_Given request:_ The data must be returned in full and exactly as given.

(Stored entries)
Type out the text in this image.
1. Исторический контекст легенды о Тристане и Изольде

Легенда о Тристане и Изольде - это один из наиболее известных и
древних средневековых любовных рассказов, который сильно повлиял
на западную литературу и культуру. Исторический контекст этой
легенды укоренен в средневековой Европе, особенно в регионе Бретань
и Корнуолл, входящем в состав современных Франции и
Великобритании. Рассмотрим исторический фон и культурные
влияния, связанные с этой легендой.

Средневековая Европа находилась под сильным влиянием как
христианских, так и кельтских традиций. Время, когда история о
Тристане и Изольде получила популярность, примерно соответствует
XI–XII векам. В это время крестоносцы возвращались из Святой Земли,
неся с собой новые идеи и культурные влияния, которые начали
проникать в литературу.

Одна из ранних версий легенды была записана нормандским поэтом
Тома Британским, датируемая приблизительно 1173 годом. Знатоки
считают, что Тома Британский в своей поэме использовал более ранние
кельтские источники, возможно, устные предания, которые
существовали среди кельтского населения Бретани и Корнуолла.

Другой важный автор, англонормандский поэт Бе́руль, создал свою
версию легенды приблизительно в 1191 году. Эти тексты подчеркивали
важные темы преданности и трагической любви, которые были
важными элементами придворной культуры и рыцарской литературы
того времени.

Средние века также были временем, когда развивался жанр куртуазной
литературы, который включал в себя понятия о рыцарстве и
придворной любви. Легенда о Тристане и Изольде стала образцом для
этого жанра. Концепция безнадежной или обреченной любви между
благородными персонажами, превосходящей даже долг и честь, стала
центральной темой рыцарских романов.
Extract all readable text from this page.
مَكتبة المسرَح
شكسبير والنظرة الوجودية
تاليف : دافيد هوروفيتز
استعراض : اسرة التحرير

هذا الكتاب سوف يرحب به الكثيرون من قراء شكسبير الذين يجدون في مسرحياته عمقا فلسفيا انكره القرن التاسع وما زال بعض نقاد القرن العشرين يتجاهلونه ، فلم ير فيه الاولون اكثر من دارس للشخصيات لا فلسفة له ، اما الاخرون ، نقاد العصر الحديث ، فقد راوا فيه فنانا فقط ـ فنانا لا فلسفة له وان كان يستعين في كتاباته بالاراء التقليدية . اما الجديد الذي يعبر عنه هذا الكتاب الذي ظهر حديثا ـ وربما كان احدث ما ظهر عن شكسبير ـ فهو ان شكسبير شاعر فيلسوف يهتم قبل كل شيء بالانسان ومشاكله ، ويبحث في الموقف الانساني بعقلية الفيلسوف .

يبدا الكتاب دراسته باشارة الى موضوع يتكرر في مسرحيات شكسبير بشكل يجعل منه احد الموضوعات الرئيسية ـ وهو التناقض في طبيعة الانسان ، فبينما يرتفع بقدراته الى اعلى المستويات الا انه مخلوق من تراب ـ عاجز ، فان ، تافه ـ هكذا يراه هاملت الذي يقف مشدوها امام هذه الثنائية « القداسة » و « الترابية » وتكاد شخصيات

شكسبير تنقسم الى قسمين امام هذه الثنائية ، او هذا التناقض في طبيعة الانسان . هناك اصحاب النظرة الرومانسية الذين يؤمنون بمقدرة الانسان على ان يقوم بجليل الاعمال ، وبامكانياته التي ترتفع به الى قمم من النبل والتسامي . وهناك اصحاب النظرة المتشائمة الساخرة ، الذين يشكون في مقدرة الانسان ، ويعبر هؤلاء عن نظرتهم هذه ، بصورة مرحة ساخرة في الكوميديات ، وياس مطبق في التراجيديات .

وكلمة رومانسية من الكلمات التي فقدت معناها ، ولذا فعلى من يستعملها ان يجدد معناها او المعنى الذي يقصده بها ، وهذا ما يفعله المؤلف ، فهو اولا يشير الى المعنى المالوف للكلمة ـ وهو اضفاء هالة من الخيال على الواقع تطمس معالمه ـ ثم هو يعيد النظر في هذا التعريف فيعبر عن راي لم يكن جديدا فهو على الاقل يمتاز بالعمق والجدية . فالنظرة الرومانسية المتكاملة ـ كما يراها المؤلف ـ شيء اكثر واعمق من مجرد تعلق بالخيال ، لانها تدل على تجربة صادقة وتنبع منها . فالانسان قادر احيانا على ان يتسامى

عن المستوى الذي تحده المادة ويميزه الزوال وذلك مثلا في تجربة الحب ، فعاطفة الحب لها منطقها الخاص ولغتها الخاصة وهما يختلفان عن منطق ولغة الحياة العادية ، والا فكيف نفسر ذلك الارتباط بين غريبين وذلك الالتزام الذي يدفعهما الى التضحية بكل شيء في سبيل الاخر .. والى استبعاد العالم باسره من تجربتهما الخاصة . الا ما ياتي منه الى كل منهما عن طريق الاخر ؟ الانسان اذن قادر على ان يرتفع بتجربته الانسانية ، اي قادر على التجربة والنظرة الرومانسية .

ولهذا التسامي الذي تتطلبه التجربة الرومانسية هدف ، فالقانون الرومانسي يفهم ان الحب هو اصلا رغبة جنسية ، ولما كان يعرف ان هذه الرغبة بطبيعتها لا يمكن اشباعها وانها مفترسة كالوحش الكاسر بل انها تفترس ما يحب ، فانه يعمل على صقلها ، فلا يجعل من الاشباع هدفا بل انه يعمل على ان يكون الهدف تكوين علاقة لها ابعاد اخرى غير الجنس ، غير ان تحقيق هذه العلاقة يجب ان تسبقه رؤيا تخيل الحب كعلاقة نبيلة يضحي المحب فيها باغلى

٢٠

_Full output:_
Type out the text in this image.
1. Исторический контекст легенды о Тристане и Изольде

Легенда о Тристане и Изольде - это один из наиболее известных и
древних средневековых любовных рассказов, который сильно повлиял
на западную литературу и культуру. Исторический контекст этой
легенды укоренен в средневековой Европе, особенно в регионе Бретань
и Корнуолл, входящем в состав современных Франции и
Великобритании. Рассмотрим исторический фон и культурные
влияния, связанные с этой легендой.

Средневековая Европа находилась под сильным влиянием как
христианских, так и кельтских традиций. Время, когда история о
Тристане и Изольде получила популярность, примерно соответствует
XI–XII векам. В это время крестоносцы возвращались из Святой Земли,
неся с собой новые идеи и культурные влияния, которые начали
проникать в литературу.

Одна из ранних версий легенды была записана нормандским поэтом
Тома Британским, датируемая приблизительно 1173 годом. Знатоки
считают, что Тома Британский в своей поэме использовал более ранние
кельтские источники, возможно, устные предания, которые
существовали среди кельтского населения Бретани и Корнуолла.

Другой важный автор, англонормандский поэт Бе́руль, создал свою
версию легенды приблизительно в 1191 году. Эти тексты подчеркивали
важные темы преданности и трагической любви, которые были
важными элементами придворной культуры и рыцарской литературы
того времени.

Средние века также были временем, когда развивался жанр куртуазной
литературы, который включал в себя понятия о рыцарстве и
придворной любви. Легенда о Тристане и Изольде стала образцом для
этого жанра. Концепция безнадежной или обреченной любви между
благородными персонажами, превосходящей даже долг и честь, стала
центральной темой рыцарских романов.
Extract all readable text from this page.
مَكتبة المسرَح
شكسبير والنظرة الوجودية
تاليف : دافيد هوروفيتز
استعراض : اسرة التحرير

هذا الكتاب سوف يرحب به الكثيرون من قراء شكسبير الذين يجدون في مسرحياته عمقا فلسفيا انكره القرن التاسع وما زال بعض نقاد القرن العشرين يتجاهلونه ، فلم ير فيه الاولون اكثر من دارس للشخصيات لا فلسفة له ، اما الاخرون ، نقاد العصر الحديث ، فقد راوا فيه فنانا فقط ـ فنانا لا فلسفة له وان كان يستعين في كتاباته بالاراء التقليدية . اما الجديد الذي يعبر عنه هذا الكتاب الذي ظهر حديثا ـ وربما كان احدث ما ظهر عن شكسبير ـ فهو ان شكسبير شاعر فيلسوف يهتم قبل كل شيء بالانسان ومشاكله ، ويبحث في الموقف الانساني بعقلية الفيلسوف .

يبدا الكتاب دراسته باشارة الى موضوع يتكرر في مسرحيات شكسبير بشكل يجعل منه احد الموضوعات الرئيسية ـ وهو التناقض في طبيعة الانسان ، فبينما يرتفع بقدراته الى اعلى المستويات الا انه مخلوق من تراب ـ عاجز ، فان ، تافه ـ هكذا يراه هاملت الذي يقف مشدوها امام هذه الثنائية « القداسة » و « الترابية » وتكاد شخصيات

شكسبير تنقسم الى قسمين امام هذه الثنائية ، او هذا التناقض في طبيعة الانسان . هناك اصحاب النظرة الرومانسية الذين يؤمنون بمقدرة الانسان على ان يقوم بجليل الاعمال ، وبامكانياته التي ترتفع به الى قمم من النبل والتسامي . وهناك اصحاب النظرة المتشائمة الساخرة ، الذين يشكون في مقدرة الانسان ، ويعبر هؤلاء عن نظرتهم هذه ، بصورة مرحة ساخرة في الكوميديات ، وياس مطبق في التراجيديات .

وكلمة رومانسية من الكلمات التي فقدت معناها ، ولذا فعلى من يستعملها ان يجدد معناها او المعنى الذي يقصده بها ، وهذا ما يفعله المؤلف ، فهو اولا يشير الى المعنى المالوف للكلمة ـ وهو اضفاء هالة من الخيال على الواقع تطمس معالمه ـ ثم هو يعيد النظر في هذا التعريف فيعبر عن راي لم يكن جديدا فهو على الاقل يمتاز بالعمق والجدية . فالنظرة الرومانسية المتكاملة ـ كما يراها المؤلف ـ شيء اكثر واعمق من مجرد تعلق بالخيال ، لانها تدل على تجربة صادقة وتنبع منها . فالانسان قادر احيانا على ان يتسامى

عن المستوى الذي تحده المادة ويميزه الزوال وذلك مثلا في تجربة الحب ، فعاطفة الحب لها منطقها الخاص ولغتها الخاصة وهما يختلفان عن منطق ولغة الحياة العادية ، والا فكيف نفسر ذلك الارتباط بين غريبين وذلك الالتزام الذي يدفعهما الى التضحية بكل شيء في سبيل الاخر .. والى استبعاد العالم باسره من تجربتهما الخاصة . الا ما ياتي منه الى كل منهما عن طريق الاخر ؟ الانسان اذن قادر على ان يرتفع بتجربته الانسانية ، اي قادر على التجربة والنظرة الرومانسية .

ولهذا التسامي الذي تتطلبه التجربة الرومانسية هدف ، فالقانون الرومانسي يفهم ان الحب هو اصلا رغبة جنسية ، ولما كان يعرف ان هذه الرغبة بطبيعتها لا يمكن اشباعها وانها مفترسة كالوحش الكاسر بل انها تفترس ما يحب ، فانه يعمل على صقلها ، فلا يجعل من الاشباع هدفا بل انه يعمل على ان يكون الهدف تكوين علاقة لها ابعاد اخرى غير الجنس ، غير ان تحقيق هذه العلاقة يجب ان تسبقه رؤيا تخيل الحب كعلاقة نبيلة يضحي المحب فيها باغلى

٢٠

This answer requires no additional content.